### Exercise details
Check each line of the material below for "chevron". Report how many have it, with no other words.

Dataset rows
********
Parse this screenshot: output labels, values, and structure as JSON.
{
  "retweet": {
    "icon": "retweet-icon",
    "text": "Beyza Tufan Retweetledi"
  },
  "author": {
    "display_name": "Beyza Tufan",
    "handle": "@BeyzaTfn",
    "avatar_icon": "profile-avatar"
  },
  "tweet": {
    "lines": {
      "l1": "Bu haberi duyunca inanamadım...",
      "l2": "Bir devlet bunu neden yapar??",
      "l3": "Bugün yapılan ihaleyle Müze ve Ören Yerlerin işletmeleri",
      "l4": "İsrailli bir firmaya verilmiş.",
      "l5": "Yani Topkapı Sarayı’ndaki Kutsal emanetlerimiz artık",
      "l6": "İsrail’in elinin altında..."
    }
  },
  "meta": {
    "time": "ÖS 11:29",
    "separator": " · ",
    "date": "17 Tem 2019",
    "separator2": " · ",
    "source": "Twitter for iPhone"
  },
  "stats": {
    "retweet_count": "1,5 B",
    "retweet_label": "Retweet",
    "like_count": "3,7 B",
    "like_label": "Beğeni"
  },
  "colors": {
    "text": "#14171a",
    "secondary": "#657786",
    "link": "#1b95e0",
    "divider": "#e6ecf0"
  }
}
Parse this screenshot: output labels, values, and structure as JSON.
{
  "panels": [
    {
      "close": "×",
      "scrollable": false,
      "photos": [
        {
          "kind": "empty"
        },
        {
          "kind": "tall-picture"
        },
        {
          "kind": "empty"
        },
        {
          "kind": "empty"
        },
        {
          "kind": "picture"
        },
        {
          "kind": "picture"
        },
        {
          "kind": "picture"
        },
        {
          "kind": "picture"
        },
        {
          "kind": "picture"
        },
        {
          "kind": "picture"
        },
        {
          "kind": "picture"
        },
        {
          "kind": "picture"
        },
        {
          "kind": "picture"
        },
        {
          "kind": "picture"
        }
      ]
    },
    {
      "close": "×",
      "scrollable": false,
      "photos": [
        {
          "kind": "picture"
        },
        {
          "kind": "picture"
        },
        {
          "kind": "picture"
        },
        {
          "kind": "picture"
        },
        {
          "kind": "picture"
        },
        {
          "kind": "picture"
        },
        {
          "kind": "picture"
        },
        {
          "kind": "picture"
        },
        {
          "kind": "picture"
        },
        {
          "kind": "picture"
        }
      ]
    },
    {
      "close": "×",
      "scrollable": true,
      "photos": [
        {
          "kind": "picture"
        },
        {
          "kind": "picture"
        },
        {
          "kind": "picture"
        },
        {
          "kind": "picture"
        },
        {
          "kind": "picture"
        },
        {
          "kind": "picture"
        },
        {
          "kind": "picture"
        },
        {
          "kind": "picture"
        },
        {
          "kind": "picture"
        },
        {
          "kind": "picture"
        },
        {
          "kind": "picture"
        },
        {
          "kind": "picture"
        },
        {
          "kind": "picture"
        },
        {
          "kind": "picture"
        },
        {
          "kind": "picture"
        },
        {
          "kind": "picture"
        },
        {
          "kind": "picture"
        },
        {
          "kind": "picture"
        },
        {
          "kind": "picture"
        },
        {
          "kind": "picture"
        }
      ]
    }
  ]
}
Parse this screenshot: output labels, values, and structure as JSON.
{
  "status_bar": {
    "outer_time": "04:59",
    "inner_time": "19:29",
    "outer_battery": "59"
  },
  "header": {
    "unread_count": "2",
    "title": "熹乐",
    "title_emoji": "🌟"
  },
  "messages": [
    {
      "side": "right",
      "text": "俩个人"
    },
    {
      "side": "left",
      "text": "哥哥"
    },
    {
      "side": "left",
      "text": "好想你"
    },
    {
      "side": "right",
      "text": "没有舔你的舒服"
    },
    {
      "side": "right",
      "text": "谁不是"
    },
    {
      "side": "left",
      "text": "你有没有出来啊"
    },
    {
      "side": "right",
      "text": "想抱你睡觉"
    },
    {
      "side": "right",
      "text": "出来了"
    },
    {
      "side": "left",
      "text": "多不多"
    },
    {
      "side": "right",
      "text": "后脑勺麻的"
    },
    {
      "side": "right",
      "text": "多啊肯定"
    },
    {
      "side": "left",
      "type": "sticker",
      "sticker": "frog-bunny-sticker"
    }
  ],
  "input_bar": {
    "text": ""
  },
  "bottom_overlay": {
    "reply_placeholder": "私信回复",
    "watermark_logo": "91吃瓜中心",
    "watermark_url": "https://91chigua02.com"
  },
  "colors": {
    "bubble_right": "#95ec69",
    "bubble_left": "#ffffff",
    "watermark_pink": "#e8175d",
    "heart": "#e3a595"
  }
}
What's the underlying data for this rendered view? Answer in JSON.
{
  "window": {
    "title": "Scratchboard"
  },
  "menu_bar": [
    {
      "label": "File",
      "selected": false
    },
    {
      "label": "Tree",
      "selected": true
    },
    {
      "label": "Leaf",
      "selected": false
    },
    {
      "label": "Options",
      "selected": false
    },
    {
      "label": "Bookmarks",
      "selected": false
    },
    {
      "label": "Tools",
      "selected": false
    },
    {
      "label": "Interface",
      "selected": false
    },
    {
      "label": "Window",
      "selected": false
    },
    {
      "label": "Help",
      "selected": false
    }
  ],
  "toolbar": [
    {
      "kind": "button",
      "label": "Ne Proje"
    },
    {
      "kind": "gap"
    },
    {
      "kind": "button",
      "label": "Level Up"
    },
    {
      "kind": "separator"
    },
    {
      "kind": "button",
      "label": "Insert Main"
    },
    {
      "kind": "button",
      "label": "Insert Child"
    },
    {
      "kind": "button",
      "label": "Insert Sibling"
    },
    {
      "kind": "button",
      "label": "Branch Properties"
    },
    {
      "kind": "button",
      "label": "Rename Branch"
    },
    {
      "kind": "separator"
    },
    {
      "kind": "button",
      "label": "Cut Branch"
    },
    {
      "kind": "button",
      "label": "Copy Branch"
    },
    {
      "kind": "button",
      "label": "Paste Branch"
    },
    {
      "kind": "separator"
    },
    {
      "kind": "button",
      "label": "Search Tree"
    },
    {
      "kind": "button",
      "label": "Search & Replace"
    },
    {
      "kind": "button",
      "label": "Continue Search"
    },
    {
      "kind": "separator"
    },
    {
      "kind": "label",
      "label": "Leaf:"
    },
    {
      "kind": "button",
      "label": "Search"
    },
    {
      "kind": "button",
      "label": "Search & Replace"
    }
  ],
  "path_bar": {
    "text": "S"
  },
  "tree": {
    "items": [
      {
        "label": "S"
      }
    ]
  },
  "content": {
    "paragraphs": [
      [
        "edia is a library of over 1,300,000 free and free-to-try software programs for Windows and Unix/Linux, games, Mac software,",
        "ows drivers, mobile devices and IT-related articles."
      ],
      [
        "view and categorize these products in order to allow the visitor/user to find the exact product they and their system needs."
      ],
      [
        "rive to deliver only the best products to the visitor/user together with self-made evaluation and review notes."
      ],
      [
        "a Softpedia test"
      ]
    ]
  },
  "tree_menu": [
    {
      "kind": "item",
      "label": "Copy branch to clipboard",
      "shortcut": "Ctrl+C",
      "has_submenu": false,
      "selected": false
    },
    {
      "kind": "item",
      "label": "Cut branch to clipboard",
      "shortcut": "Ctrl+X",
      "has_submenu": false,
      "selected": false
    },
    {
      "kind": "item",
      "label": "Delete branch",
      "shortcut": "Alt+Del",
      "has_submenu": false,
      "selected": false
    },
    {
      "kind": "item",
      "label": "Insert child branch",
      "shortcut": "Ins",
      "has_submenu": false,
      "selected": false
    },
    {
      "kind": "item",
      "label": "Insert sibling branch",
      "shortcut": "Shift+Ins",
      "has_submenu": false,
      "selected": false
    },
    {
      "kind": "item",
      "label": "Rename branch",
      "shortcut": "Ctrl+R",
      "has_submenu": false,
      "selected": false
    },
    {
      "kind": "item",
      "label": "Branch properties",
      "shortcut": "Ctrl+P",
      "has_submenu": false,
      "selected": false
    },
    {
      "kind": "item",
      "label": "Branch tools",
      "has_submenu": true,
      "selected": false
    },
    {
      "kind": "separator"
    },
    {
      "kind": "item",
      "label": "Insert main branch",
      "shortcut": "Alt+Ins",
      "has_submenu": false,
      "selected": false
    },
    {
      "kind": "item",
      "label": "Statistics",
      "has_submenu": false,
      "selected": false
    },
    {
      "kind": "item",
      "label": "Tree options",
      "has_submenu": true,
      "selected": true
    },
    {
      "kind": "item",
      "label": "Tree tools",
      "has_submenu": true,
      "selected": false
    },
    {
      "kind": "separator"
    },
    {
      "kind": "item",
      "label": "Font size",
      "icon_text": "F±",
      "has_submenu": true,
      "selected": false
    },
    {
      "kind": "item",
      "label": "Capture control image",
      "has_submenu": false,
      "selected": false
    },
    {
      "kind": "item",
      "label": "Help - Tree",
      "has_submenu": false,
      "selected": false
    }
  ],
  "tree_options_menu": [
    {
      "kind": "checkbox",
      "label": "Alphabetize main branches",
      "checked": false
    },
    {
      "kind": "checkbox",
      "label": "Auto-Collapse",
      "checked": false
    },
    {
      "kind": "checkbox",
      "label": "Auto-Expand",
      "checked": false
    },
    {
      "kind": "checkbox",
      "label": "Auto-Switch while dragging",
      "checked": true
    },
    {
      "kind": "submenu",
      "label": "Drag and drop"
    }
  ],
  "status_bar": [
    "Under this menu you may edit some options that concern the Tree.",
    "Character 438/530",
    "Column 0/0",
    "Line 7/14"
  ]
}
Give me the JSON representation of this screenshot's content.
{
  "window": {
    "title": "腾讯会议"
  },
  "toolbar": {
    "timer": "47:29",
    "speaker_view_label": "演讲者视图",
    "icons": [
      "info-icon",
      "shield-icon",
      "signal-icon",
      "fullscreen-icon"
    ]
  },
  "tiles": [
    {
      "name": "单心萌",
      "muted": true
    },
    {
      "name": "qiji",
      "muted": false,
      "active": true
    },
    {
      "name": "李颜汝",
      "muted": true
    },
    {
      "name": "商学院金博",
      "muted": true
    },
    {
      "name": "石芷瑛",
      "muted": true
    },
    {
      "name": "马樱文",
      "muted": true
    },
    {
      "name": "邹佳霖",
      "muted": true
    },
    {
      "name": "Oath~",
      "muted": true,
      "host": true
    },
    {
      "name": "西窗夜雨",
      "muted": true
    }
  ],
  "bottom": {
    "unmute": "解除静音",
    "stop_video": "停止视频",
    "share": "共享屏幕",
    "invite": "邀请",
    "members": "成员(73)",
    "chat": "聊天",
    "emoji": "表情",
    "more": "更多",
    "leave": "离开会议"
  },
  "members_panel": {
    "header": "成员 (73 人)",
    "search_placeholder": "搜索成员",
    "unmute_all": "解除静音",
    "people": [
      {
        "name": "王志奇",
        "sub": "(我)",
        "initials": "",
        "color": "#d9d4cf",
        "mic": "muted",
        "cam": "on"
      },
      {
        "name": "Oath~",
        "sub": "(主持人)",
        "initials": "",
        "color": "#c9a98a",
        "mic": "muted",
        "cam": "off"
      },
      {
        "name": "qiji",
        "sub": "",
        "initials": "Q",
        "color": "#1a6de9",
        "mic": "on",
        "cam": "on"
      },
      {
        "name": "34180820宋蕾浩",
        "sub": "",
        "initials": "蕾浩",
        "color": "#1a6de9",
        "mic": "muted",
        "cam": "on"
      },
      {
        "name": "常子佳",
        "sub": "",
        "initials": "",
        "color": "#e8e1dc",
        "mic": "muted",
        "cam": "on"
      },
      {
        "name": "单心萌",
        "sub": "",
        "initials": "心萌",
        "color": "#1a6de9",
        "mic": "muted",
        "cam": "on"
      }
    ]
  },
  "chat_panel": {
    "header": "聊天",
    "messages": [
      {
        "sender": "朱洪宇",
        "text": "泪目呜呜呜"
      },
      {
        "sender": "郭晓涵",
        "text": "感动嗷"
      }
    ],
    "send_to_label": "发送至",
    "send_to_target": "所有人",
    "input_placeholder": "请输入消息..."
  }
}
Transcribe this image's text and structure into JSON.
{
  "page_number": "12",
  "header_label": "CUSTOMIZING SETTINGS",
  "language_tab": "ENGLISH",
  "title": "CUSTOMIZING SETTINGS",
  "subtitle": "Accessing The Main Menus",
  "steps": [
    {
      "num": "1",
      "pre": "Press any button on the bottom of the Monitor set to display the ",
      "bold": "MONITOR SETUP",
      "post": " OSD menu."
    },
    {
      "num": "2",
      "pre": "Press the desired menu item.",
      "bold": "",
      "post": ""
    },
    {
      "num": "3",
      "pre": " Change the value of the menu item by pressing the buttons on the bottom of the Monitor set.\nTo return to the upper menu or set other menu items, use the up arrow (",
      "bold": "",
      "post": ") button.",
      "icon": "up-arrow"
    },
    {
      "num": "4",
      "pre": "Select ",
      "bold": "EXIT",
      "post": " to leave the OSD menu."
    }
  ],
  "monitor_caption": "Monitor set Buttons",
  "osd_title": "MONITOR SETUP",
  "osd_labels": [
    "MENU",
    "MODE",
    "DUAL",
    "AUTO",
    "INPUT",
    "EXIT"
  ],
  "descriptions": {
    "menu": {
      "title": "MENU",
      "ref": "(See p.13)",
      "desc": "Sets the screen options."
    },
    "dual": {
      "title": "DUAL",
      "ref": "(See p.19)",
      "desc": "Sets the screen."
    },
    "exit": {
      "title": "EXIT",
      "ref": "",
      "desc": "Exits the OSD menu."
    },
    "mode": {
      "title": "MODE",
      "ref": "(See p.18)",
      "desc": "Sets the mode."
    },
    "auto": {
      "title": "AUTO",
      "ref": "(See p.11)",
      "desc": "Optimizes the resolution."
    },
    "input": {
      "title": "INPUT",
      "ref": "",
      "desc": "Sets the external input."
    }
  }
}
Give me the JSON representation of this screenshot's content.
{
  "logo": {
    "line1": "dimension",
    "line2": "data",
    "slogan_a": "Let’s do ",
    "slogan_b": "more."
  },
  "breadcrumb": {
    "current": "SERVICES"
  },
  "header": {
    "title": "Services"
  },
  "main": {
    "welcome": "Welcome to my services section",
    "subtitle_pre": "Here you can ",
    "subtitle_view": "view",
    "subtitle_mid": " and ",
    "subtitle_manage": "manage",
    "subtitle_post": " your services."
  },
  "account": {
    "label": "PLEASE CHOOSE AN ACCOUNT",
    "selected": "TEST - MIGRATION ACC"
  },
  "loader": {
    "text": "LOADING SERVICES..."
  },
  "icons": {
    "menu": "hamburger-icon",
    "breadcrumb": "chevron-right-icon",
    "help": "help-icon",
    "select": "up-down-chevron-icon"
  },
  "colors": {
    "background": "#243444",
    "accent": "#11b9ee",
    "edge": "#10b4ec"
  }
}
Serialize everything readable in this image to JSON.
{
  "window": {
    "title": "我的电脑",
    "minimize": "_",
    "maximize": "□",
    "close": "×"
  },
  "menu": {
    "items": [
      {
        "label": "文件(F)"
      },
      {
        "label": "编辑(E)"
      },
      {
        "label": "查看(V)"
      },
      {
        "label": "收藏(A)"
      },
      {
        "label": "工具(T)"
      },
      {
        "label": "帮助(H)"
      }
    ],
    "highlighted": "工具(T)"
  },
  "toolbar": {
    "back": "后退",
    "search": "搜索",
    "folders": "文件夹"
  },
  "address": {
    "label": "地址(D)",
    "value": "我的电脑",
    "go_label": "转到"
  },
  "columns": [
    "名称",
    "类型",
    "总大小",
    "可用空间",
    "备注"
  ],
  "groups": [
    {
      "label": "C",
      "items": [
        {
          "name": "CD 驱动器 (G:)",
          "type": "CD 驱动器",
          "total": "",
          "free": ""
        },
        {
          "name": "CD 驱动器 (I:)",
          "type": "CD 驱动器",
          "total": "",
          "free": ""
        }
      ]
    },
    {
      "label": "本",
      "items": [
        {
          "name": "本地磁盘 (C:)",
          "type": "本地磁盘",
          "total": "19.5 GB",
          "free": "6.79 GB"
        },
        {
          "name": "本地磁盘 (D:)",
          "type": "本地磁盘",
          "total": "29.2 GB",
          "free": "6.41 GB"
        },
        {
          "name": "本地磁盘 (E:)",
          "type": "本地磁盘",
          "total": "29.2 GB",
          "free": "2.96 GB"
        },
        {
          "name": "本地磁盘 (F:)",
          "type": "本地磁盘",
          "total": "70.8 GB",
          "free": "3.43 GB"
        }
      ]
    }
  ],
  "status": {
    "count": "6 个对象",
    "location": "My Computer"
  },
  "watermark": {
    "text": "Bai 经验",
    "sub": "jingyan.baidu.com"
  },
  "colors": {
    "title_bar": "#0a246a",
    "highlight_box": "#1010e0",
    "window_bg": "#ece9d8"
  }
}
********
### Task answer
2